▶ [SOURCE EXCERPT]:
Eating weasels is wrong

I’m ploughing my way through the Mad Bish’s Speech. As Paul notes, its turgid stuff. At least you have to give him credit for getting religion back in the headlines.

Round about the end of page 2 I read this implies in turn that the Muslim, even in a predominantly Muslim state, has something of a dual identity, as citizen and as believer within the community of the faithful and I find it odd, because you can say exactly the same about a Christian (or Jew or Hindu or…). There is always a conflict between religious and secular law. As far as I know the clearest artciulation of the idea that the civil power must be supreme is Hobbes. But other than in US foreign policy, Hobbesian absolutism isn’t popular nowadays (errm, just like US foreign policy :-). In western society, its perfectly plain that the civil courts are superior to the religious ones; similarly, whenever science and religion conflict, science wins. This has become increasingly clear with recent court rulings, which of course I can’t cite and didn’t bother look up. Which is why the Bish’s introductory assertion that we might recall that, while the law of the Church of England is the law of the land, its daily operation is in the hands of authorities to whom considerable independence is granted. is barking: the Church has undoubtedly influenced the developement of civil law but has less influence on its day to day operation than the Press.

Continuing: when secular government assumes a monopoly in terms of defining public and political identity. There is a position – not at all unfamiliar in contemporary discussion – which says that to be a citizen is essentially and simply to be under the rule of the uniform law of a sovereign state, in such a way that any other relations, commitments or protocols of behaviour belong exclusively to the realm of the private and of individual choice. This is also odd. First off, we’re not citizens, we’re subjects, of Liz and Phil the Greek. Thats just semantics. But following Hobbes, I would argue that to be a citizen means not just to be under the rule of law but to submit to that law. Submission doesn’t mean reading out a pledge of allegiance – that you live in the country and have made no explicit declaration of rebellion is enough for implicit submission. But the last bit – about private and individual choice – is hard to interpret. Certainly, you cannot opt out of the law, if thats what he means.

▶ [DATA SEGMENT]:
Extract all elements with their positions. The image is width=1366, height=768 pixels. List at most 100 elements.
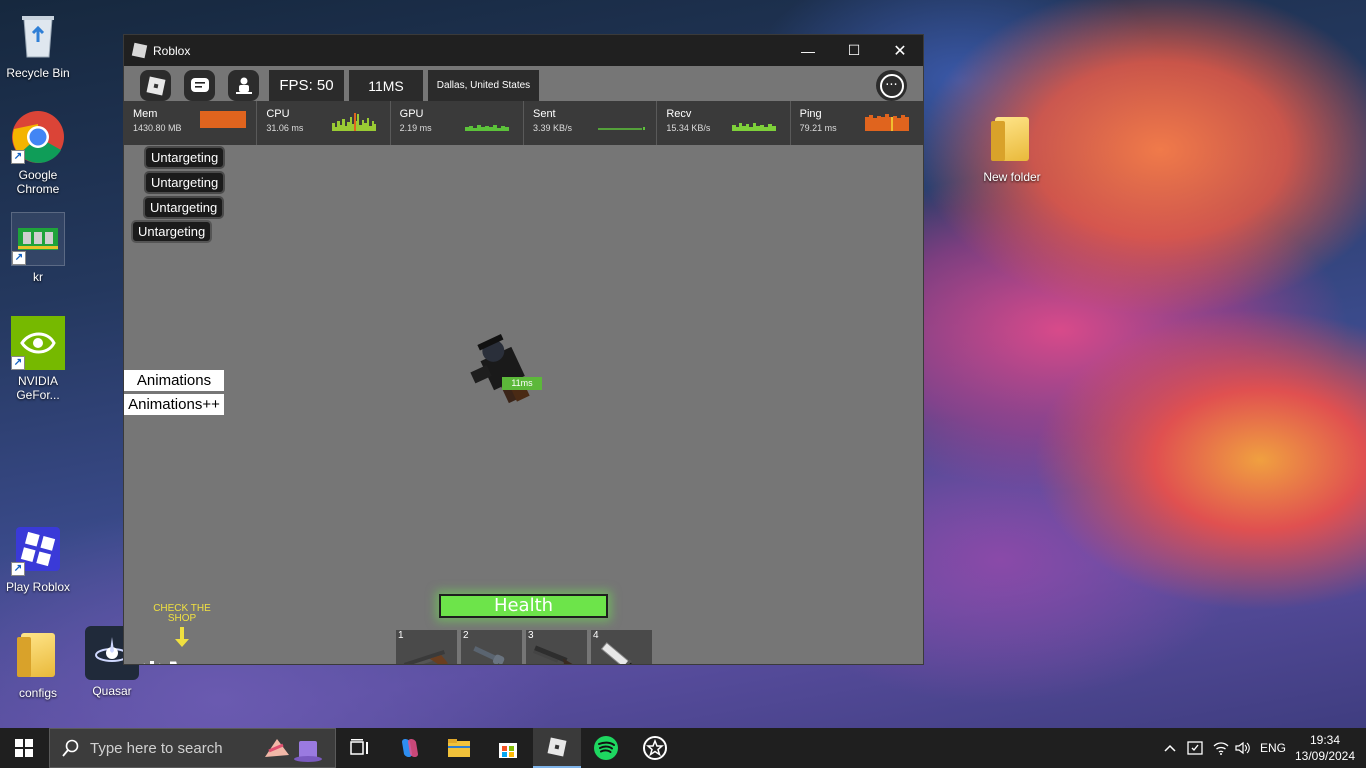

▶ [WRITTEN TASK]:
In the post headed "Eating weasels is wrong," what does the writer say happens in western society whenever science and religion conflict?

▶ [PROBLEM SOLUTION]:
Science wins.